** begin LISTED ENTRIES **

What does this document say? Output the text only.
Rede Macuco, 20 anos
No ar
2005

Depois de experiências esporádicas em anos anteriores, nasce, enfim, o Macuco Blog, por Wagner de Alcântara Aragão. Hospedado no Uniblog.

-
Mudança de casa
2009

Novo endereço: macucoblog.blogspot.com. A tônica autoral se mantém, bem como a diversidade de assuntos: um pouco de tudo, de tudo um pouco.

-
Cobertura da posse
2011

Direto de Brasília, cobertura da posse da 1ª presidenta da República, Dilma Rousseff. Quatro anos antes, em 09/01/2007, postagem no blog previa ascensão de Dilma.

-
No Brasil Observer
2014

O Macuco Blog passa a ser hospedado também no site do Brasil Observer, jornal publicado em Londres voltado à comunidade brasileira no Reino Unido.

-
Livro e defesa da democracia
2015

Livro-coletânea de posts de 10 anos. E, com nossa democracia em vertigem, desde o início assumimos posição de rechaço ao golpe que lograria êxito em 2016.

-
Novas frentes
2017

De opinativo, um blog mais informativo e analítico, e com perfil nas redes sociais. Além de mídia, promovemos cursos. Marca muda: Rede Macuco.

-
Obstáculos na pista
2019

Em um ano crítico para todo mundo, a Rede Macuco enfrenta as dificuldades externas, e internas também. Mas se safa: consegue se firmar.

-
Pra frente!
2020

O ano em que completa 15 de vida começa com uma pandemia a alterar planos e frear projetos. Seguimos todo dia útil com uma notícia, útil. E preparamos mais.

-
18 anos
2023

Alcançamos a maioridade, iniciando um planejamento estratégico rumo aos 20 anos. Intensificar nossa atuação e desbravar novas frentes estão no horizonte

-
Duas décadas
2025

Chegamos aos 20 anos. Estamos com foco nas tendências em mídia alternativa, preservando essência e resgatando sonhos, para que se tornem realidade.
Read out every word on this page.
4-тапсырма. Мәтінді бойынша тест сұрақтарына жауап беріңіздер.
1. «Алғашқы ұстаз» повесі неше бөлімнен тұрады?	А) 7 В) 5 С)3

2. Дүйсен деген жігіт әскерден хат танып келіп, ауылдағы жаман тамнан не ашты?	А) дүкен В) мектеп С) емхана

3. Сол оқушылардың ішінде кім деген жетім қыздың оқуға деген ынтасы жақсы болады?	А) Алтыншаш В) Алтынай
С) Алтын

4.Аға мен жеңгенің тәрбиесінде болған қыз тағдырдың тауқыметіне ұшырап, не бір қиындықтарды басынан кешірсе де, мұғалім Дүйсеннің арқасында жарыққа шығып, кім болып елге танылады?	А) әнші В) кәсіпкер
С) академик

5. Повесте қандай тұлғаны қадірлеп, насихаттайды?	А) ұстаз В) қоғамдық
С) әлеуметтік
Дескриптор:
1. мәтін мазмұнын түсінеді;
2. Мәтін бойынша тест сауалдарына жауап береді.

** end LISTED ENTRIES **

> **SET PROBLEM**
Return the listing above in full, character for character.

> **WRITTEN ANSWER**
What does this document say? Output the text only.
Rede Macuco, 20 anos
No ar
2005

Depois de experiências esporádicas em anos anteriores, nasce, enfim, o Macuco Blog, por Wagner de Alcântara Aragão. Hospedado no Uniblog.

-
Mudança de casa
2009

Novo endereço: macucoblog.blogspot.com. A tônica autoral se mantém, bem como a diversidade de assuntos: um pouco de tudo, de tudo um pouco.

-
Cobertura da posse
2011

Direto de Brasília, cobertura da posse da 1ª presidenta da República, Dilma Rousseff. Quatro anos antes, em 09/01/2007, postagem no blog previa ascensão de Dilma.

-
No Brasil Observer
2014

O Macuco Blog passa a ser hospedado também no site do Brasil Observer, jornal publicado em Londres voltado à comunidade brasileira no Reino Unido.

-
Livro e defesa da democracia
2015

Livro-coletânea de posts de 10 anos. E, com nossa democracia em vertigem, desde o início assumimos posição de rechaço ao golpe que lograria êxito em 2016.

-
Novas frentes
2017

De opinativo, um blog mais informativo e analítico, e com perfil nas redes sociais. Além de mídia, promovemos cursos. Marca muda: Rede Macuco.

-
Obstáculos na pista
2019

Em um ano crítico para todo mundo, a Rede Macuco enfrenta as dificuldades externas, e internas também. Mas se safa: consegue se firmar.

-
Pra frente!
2020

O ano em que completa 15 de vida começa com uma pandemia a alterar planos e frear projetos. Seguimos todo dia útil com uma notícia, útil. E preparamos mais.

-
18 anos
2023

Alcançamos a maioridade, iniciando um planejamento estratégico rumo aos 20 anos. Intensificar nossa atuação e desbravar novas frentes estão no horizonte

-
Duas décadas
2025

Chegamos aos 20 anos. Estamos com foco nas tendências em mídia alternativa, preservando essência e resgatando sonhos, para que se tornem realidade.
Read out every word on this page.
4-тапсырма. Мәтінді бойынша тест сұрақтарына жауап беріңіздер.
1. «Алғашқы ұстаз» повесі неше бөлімнен тұрады?	А) 7 В) 5 С)3

2. Дүйсен деген жігіт әскерден хат танып келіп, ауылдағы жаман тамнан не ашты?	А) дүкен В) мектеп С) емхана

3. Сол оқушылардың ішінде кім деген жетім қыздың оқуға деген ынтасы жақсы болады?	А) Алтыншаш В) Алтынай
С) Алтын

4.Аға мен жеңгенің тәрбиесінде болған қыз тағдырдың тауқыметіне ұшырап, не бір қиындықтарды басынан кешірсе де, мұғалім Дүйсеннің арқасында жарыққа шығып, кім болып елге танылады?	А) әнші В) кәсіпкер
С) академик

5. Повесте қандай тұлғаны қадірлеп, насихаттайды?	А) ұстаз В) қоғамдық
С) әлеуметтік
Дескриптор:
1. мәтін мазмұнын түсінеді;
2. Мәтін бойынша тест сауалдарына жауап береді.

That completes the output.